***** Supplied records
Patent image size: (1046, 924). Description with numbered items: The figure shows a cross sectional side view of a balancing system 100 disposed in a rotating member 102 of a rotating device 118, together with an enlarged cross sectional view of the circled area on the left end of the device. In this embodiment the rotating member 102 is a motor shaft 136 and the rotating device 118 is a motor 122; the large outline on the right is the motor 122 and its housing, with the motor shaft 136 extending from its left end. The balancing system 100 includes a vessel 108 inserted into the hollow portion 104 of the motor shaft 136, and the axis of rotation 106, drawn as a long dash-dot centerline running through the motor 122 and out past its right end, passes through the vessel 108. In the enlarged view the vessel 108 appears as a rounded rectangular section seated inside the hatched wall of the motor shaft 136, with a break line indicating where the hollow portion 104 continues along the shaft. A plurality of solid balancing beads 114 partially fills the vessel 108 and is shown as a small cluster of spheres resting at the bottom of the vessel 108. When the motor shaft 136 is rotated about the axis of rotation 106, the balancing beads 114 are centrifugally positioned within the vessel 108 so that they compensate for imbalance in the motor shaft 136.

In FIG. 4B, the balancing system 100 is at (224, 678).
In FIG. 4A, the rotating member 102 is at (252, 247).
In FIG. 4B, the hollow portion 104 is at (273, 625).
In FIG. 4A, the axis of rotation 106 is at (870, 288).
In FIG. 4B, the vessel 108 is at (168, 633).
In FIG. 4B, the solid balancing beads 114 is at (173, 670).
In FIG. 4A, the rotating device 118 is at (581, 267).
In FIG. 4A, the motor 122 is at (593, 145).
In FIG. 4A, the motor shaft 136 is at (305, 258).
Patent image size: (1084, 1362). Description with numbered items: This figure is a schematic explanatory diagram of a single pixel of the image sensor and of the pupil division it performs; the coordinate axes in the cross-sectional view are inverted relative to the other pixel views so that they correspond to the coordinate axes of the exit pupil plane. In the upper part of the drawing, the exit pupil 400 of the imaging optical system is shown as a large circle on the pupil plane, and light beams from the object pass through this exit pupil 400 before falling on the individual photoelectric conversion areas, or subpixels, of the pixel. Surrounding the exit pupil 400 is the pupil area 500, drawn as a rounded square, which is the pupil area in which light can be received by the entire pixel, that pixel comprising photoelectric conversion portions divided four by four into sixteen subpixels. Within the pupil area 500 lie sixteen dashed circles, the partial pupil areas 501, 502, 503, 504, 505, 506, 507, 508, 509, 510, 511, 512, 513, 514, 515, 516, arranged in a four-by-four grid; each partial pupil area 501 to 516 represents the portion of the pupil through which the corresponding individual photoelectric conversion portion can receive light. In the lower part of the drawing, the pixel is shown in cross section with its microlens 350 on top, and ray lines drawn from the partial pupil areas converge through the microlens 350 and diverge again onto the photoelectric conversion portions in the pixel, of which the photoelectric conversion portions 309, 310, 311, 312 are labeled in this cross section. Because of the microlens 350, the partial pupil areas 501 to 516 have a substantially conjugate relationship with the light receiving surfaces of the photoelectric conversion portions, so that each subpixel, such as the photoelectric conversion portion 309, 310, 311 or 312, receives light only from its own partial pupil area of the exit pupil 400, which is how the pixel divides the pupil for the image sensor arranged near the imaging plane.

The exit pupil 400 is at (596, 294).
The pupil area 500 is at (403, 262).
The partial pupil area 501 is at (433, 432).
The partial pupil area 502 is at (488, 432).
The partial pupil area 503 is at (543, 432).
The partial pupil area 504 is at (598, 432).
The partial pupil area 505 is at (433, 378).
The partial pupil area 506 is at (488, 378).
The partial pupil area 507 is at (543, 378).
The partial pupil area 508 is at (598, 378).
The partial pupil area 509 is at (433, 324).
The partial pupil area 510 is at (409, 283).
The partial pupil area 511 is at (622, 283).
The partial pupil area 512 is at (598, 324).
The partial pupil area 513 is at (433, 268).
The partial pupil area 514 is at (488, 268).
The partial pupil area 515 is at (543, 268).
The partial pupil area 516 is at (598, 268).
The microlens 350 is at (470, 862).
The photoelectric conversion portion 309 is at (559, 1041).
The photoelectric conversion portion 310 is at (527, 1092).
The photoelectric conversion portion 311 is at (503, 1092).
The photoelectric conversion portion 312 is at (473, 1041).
**********
» **Exercise goal**:
Count the lines in the listing above that contain the word "member", matching case exactly, and give only the number.

» **Complete answer**:
2